Return the data exactly, with all pictures removed.

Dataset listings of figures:
========================================================================

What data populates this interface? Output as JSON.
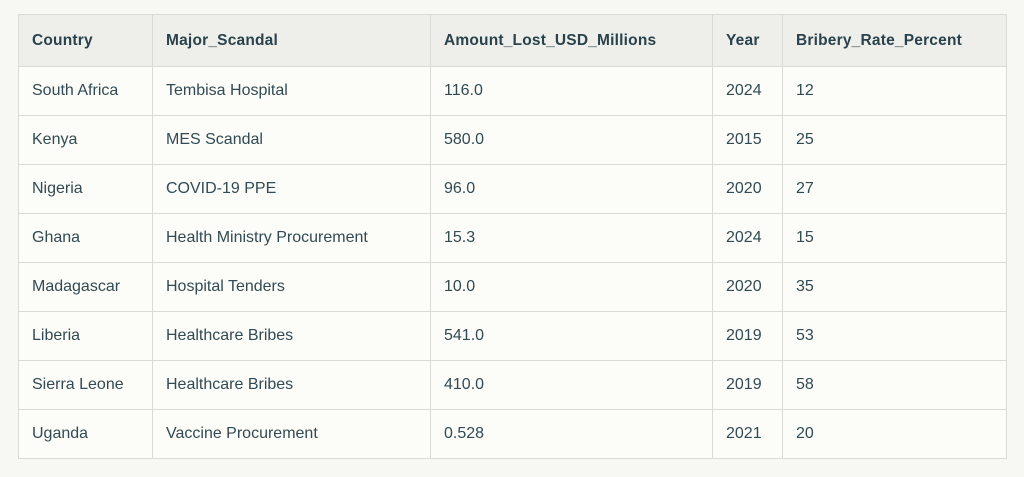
{
  "colors": {
    "page_bg": "#f7f7f3",
    "header_bg": "#eeeeea",
    "row_bg": "#fcfcf8",
    "border": "#dbdbd6",
    "header_text": "#29424c",
    "body_text": "#324a53"
  },
  "chart_data": {
    "type": "table",
    "columns": [
      "Country",
      "Major_Scandal",
      "Amount_Lost_USD_Millions",
      "Year",
      "Bribery_Rate_Percent"
    ],
    "column_keys": [
      "country",
      "scandal",
      "amount",
      "year",
      "bribery"
    ],
    "rows": [
      [
        "South Africa",
        "Tembisa Hospital",
        "116.0",
        "2024",
        "12"
      ],
      [
        "Kenya",
        "MES Scandal",
        "580.0",
        "2015",
        "25"
      ],
      [
        "Nigeria",
        "COVID-19 PPE",
        "96.0",
        "2020",
        "27"
      ],
      [
        "Ghana",
        "Health Ministry Procurement",
        "15.3",
        "2024",
        "15"
      ],
      [
        "Madagascar",
        "Hospital Tenders",
        "10.0",
        "2020",
        "35"
      ],
      [
        "Liberia",
        "Healthcare Bribes",
        "541.0",
        "2019",
        "53"
      ],
      [
        "Sierra Leone",
        "Healthcare Bribes",
        "410.0",
        "2019",
        "58"
      ],
      [
        "Uganda",
        "Vaccine Procurement",
        "0.528",
        "2021",
        "20"
      ]
    ]
  }
}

========================================================================

■ Full answer
What data populates this interface? Output as JSON.
{
  "colors": {
    "page_bg": "#f7f7f3",
    "header_bg": "#eeeeea",
    "row_bg": "#fcfcf8",
    "border": "#dbdbd6",
    "header_text": "#29424c",
    "body_text": "#324a53"
  },
  "chart_data": {
    "type": "table",
    "columns": [
      "Country",
      "Major_Scandal",
      "Amount_Lost_USD_Millions",
      "Year",
      "Bribery_Rate_Percent"
    ],
    "column_keys": [
      "country",
      "scandal",
      "amount",
      "year",
      "bribery"
    ],
    "rows": [
      [
        "South Africa",
        "Tembisa Hospital",
        "116.0",
        "2024",
        "12"
      ],
      [
        "Kenya",
        "MES Scandal",
        "580.0",
        "2015",
        "25"
      ],
      [
        "Nigeria",
        "COVID-19 PPE",
        "96.0",
        "2020",
        "27"
      ],
      [
        "Ghana",
        "Health Ministry Procurement",
        "15.3",
        "2024",
        "15"
      ],
      [
        "Madagascar",
        "Hospital Tenders",
        "10.0",
        "2020",
        "35"
      ],
      [
        "Liberia",
        "Healthcare Bribes",
        "541.0",
        "2019",
        "53"
      ],
      [
        "Sierra Leone",
        "Healthcare Bribes",
        "410.0",
        "2019",
        "58"
      ],
      [
        "Uganda",
        "Vaccine Procurement",
        "0.528",
        "2021",
        "20"
      ]
    ]
  }
}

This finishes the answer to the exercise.